● TEXTABSCHNITT:

══════

Was inspiriert die turkmenischen Eliten? Die Hochschulkrise der 1990er Jahre und ihre möglichen Auswirkungen auf die turkmenischen Außenbeziehungen

Von Abel Polese (Dublin/Tallinn)

Multilingualer Flughafenempfang

Aschgabat, Flughafen Turkmenbaschi, halb fünf Uhr morgens. Eine Gruppe ausländischer Gäste steht in der Ankunftshalle, müde und verschlafen, aber auch aufgeregt. Ein junger Mann holt sie ab, er ist Anfang dreißig und läuft immer wieder von der Halle auf die Straße und zurück zu den Leuten, damit alle in das richtige Auto zum richtigen Hotel steigen.

Es ist eine ganz normale Situation, wie sie bei vielen Abholungen für Konferenzen stattfindet; dem aufmerksamen Beobachter wird allerdings ein deutlicher Unterschied auffallen. Der junge Mann begrüßt seine Gäste aus arabischen Ländern höflich in deren Sprache, gibt anderen Hinweise auf Russisch, heißt türkische Wissenschaftler auf Türkisch willkommen, hilft europäischen und amerikanischen Gästen auf Englisch und gibt Taxifahrern Aufträge auf Turkmenisch. Dann erscheint sein Kollege und erweitert das sprachliche Reservoir seines Kollegen, indem er Farsi-sprachige Gäste in deren Muttersprache begrüßt.

Die Betreuung von Gästen ist generell keine einfache Aufgabe, vor allem wenn mehrere Dutzend Menschen versorgt werden müssen. Doch unsere turkmenischen Freunde wissen genau, wer in welcher Sprache anzureden ist, und wenn sie auf neue Gäste treffen, wissen sie sofort, welche Sprache sie sprechen müssen.

══════

● ANGEZEIGTE INFORMATIONEN:
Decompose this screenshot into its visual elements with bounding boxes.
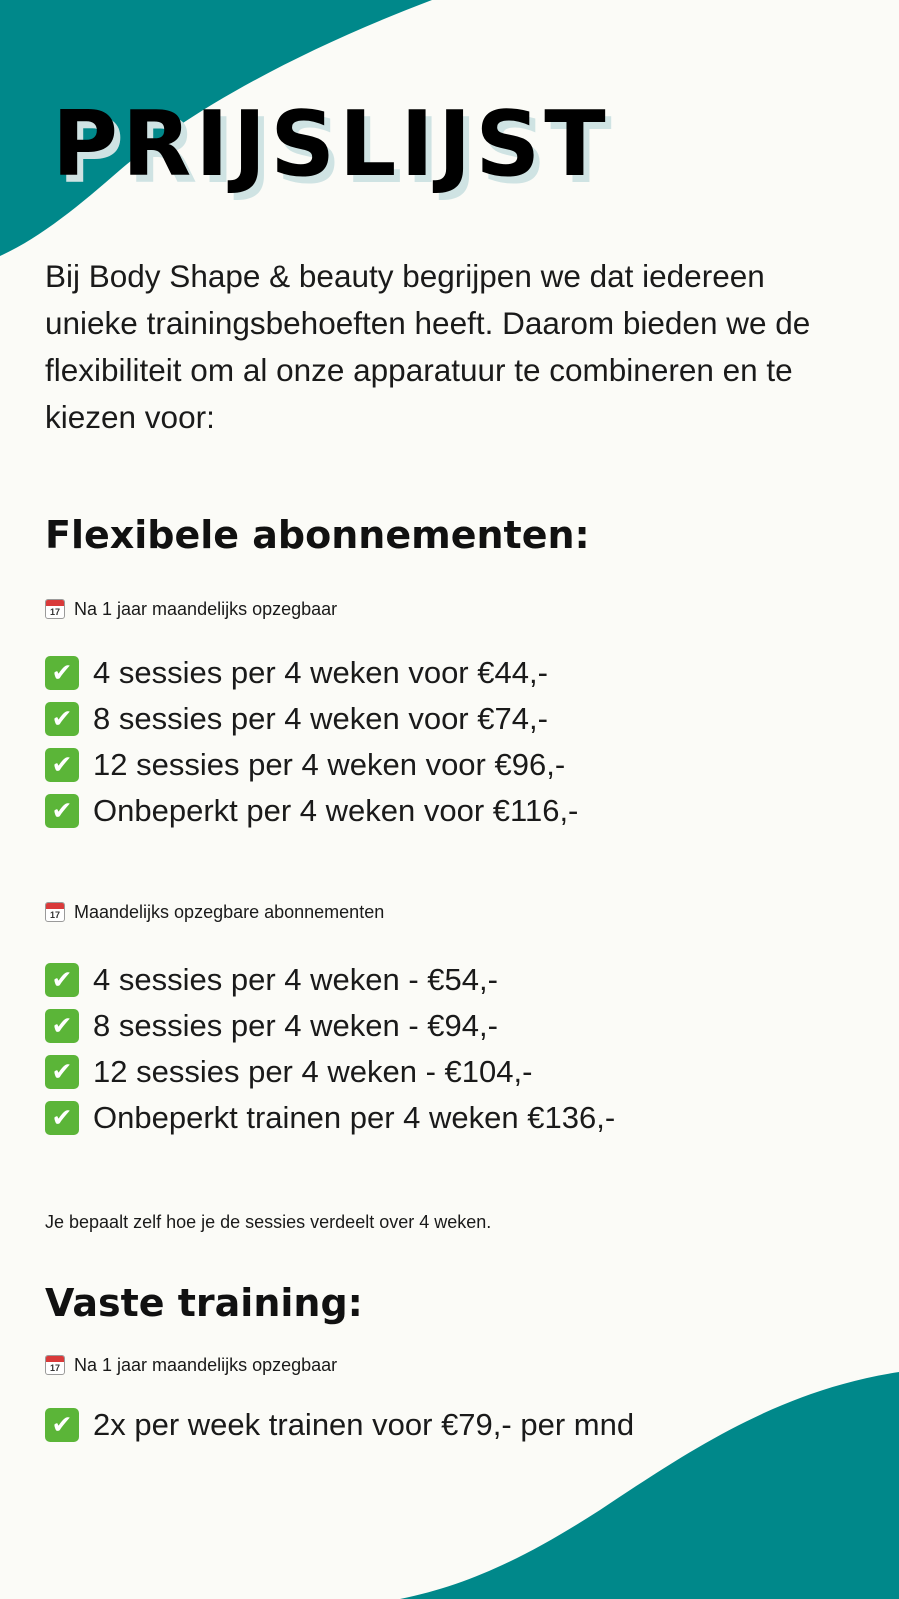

══════

● AUSZUFÜHRENDE SCHRITTE:
1. Gib den Text über den Flughafenempfang in Aschgabat in zwei Sätzen zusammengefasst wieder.
2. Zu welcher Uhrzeit spielt die Szene im Text über den Flughafenempfang in Aschgabat?
3. Führe den Text über den Flughafenempfang in Aschgabat im Anschluss an seinen letzten Satz weiter.

● ANTWORTEN IM ÜBERBLICK:
1. Um halb fünf Uhr morgens holt ein junger Mann am Flughafen Turkmenbaschi in Aschgabat eine Gruppe ausländischer Gäste ab und spricht sie jeweils auf Arabisch, Russisch, Türkisch oder Englisch an, während er Taxifahrern Aufträge auf Turkmenisch gibt und sein Kollege Farsi-sprachige Gäste in deren Muttersprache begrüßt. Obwohl die Betreuung mehrerer Dutzend Gäste keine einfache Aufgabe ist, wissen die turkmenischen Gastgeber genau, wen sie in welcher Sprache ansprechen müssen.

2. Um halb fünf Uhr morgens.

3.
Der weitere Tagesverlauf dürfte den interessierten Gast überraschen. Denn die morgendliche Situation war keine Ausnahme, die Veranstalter hatten nicht die einzigen Personen zum Flughafen geschickt, die viele Sprachen sprechen – vielmehr ist das Beherrschen zahlreicher Sprachen eine überraschende und faszinierende Fähigkeit der turkmenischen Eliten. Die Art und Weise, in der viele Turkmenen etliche auch schwierige Sprachen sprechen, scheint einem anderen Jahrhundert zu entstammen, in dem für Diplomatie Personen zuständig waren, die auf die besten Universitäten der Region geschickt worden waren, um viele Sprachen zu erlernen.

Bei Nachfragen wird kein Geheimnis daraus gemacht, warum so viele Sprachen gelernt wurden. Angeblich liegen die Ursprünge des Phänomens in den unsicheren 1990er Jahren. Damals bevorzugten einige gebildete Turkmenen noch die Universitäten in Moskau und in den anderen GUS-Ländern. Etliche begannen sich jedoch bereits anderweitig umzutun.

Einige gingen nach Kairo. Die ägyptischen Universitäten waren bereit, jeden zu immatrikulieren, der sich bewarb, und sie erhoben nur sehr niedrige oder gar keine Studiengebühren. Die einzige Hürde bestand darin, das Immatrikulationsformular auf Arabisch auszufüllen. Unsere findigen Turkmenen fanden jedoch Helfer und, einmal immatrikuliert, begannen sie, die Sprache zu lernen.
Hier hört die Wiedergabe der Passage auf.